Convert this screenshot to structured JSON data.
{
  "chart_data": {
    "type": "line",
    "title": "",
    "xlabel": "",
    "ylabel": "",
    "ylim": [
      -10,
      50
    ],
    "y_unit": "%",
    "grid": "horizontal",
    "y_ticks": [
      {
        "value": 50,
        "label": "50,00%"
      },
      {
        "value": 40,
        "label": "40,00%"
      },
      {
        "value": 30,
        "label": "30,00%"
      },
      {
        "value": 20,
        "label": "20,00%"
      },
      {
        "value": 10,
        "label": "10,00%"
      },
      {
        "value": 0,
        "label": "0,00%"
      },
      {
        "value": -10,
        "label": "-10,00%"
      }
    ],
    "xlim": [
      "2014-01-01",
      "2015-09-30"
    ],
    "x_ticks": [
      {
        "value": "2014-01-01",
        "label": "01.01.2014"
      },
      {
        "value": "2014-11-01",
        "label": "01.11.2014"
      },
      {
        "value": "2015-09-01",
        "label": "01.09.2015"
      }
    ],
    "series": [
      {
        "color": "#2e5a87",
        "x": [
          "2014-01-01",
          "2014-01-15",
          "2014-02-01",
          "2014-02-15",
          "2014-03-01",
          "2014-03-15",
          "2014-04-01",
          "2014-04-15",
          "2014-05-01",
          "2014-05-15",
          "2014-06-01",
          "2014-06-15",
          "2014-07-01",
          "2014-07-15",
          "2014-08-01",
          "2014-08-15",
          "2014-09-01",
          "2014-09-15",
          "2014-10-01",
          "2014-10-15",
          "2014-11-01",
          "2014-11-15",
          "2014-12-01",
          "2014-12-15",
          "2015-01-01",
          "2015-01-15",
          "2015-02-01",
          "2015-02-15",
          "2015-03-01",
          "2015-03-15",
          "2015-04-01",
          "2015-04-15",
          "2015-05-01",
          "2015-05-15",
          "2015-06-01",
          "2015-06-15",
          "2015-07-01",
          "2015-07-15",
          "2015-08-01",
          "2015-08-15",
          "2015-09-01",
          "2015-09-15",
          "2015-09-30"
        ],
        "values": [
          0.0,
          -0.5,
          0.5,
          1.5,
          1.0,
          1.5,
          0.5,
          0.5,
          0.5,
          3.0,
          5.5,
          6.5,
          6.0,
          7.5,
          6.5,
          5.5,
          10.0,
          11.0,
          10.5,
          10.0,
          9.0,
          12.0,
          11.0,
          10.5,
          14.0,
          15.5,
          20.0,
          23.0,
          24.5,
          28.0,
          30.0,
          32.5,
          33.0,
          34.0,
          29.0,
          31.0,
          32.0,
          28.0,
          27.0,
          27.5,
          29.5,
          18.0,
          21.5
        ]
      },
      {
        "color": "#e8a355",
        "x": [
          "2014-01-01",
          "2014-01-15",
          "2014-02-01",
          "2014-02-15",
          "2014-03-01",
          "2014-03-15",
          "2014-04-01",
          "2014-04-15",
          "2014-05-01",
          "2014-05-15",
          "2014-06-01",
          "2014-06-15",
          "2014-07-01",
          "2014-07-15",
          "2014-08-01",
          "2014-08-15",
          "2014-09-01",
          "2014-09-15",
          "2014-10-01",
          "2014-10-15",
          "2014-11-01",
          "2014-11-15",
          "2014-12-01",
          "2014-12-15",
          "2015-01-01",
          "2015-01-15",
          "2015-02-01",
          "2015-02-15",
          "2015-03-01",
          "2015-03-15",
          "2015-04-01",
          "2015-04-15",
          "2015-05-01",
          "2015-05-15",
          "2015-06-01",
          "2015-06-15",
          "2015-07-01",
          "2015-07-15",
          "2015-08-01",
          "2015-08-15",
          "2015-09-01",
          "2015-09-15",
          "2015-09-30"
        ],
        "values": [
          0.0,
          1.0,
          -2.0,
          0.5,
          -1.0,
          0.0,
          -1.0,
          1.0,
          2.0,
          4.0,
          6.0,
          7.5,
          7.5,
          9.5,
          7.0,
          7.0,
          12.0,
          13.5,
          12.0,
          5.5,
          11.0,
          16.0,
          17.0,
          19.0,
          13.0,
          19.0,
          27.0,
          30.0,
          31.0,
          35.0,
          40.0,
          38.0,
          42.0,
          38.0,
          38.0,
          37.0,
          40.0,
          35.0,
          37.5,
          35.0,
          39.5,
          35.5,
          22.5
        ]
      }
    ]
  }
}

::::::::

Retype the records that precede this task, keeping them exactly the same.

## Written answer
Convert this screenshot to structured JSON data.
{
  "chart_data": {
    "type": "line",
    "title": "",
    "xlabel": "",
    "ylabel": "",
    "ylim": [
      -10,
      50
    ],
    "y_unit": "%",
    "grid": "horizontal",
    "y_ticks": [
      {
        "value": 50,
        "label": "50,00%"
      },
      {
        "value": 40,
        "label": "40,00%"
      },
      {
        "value": 30,
        "label": "30,00%"
      },
      {
        "value": 20,
        "label": "20,00%"
      },
      {
        "value": 10,
        "label": "10,00%"
      },
      {
        "value": 0,
        "label": "0,00%"
      },
      {
        "value": -10,
        "label": "-10,00%"
      }
    ],
    "xlim": [
      "2014-01-01",
      "2015-09-30"
    ],
    "x_ticks": [
      {
        "value": "2014-01-01",
        "label": "01.01.2014"
      },
      {
        "value": "2014-11-01",
        "label": "01.11.2014"
      },
      {
        "value": "2015-09-01",
        "label": "01.09.2015"
      }
    ],
    "series": [
      {
        "color": "#2e5a87",
        "x": [
          "2014-01-01",
          "2014-01-15",
          "2014-02-01",
          "2014-02-15",
          "2014-03-01",
          "2014-03-15",
          "2014-04-01",
          "2014-04-15",
          "2014-05-01",
          "2014-05-15",
          "2014-06-01",
          "2014-06-15",
          "2014-07-01",
          "2014-07-15",
          "2014-08-01",
          "2014-08-15",
          "2014-09-01",
          "2014-09-15",
          "2014-10-01",
          "2014-10-15",
          "2014-11-01",
          "2014-11-15",
          "2014-12-01",
          "2014-12-15",
          "2015-01-01",
          "2015-01-15",
          "2015-02-01",
          "2015-02-15",
          "2015-03-01",
          "2015-03-15",
          "2015-04-01",
          "2015-04-15",
          "2015-05-01",
          "2015-05-15",
          "2015-06-01",
          "2015-06-15",
          "2015-07-01",
          "2015-07-15",
          "2015-08-01",
          "2015-08-15",
          "2015-09-01",
          "2015-09-15",
          "2015-09-30"
        ],
        "values": [
          0.0,
          -0.5,
          0.5,
          1.5,
          1.0,
          1.5,
          0.5,
          0.5,
          0.5,
          3.0,
          5.5,
          6.5,
          6.0,
          7.5,
          6.5,
          5.5,
          10.0,
          11.0,
          10.5,
          10.0,
          9.0,
          12.0,
          11.0,
          10.5,
          14.0,
          15.5,
          20.0,
          23.0,
          24.5,
          28.0,
          30.0,
          32.5,
          33.0,
          34.0,
          29.0,
          31.0,
          32.0,
          28.0,
          27.0,
          27.5,
          29.5,
          18.0,
          21.5
        ]
      },
      {
        "color": "#e8a355",
        "x": [
          "2014-01-01",
          "2014-01-15",
          "2014-02-01",
          "2014-02-15",
          "2014-03-01",
          "2014-03-15",
          "2014-04-01",
          "2014-04-15",
          "2014-05-01",
          "2014-05-15",
          "2014-06-01",
          "2014-06-15",
          "2014-07-01",
          "2014-07-15",
          "2014-08-01",
          "2014-08-15",
          "2014-09-01",
          "2014-09-15",
          "2014-10-01",
          "2014-10-15",
          "2014-11-01",
          "2014-11-15",
          "2014-12-01",
          "2014-12-15",
          "2015-01-01",
          "2015-01-15",
          "2015-02-01",
          "2015-02-15",
          "2015-03-01",
          "2015-03-15",
          "2015-04-01",
          "2015-04-15",
          "2015-05-01",
          "2015-05-15",
          "2015-06-01",
          "2015-06-15",
          "2015-07-01",
          "2015-07-15",
          "2015-08-01",
          "2015-08-15",
          "2015-09-01",
          "2015-09-15",
          "2015-09-30"
        ],
        "values": [
          0.0,
          1.0,
          -2.0,
          0.5,
          -1.0,
          0.0,
          -1.0,
          1.0,
          2.0,
          4.0,
          6.0,
          7.5,
          7.5,
          9.5,
          7.0,
          7.0,
          12.0,
          13.5,
          12.0,
          5.5,
          11.0,
          16.0,
          17.0,
          19.0,
          13.0,
          19.0,
          27.0,
          30.0,
          31.0,
          35.0,
          40.0,
          38.0,
          42.0,
          38.0,
          38.0,
          37.0,
          40.0,
          35.0,
          37.5,
          35.0,
          39.5,
          35.5,
          22.5
        ]
      }
    ]
  }
}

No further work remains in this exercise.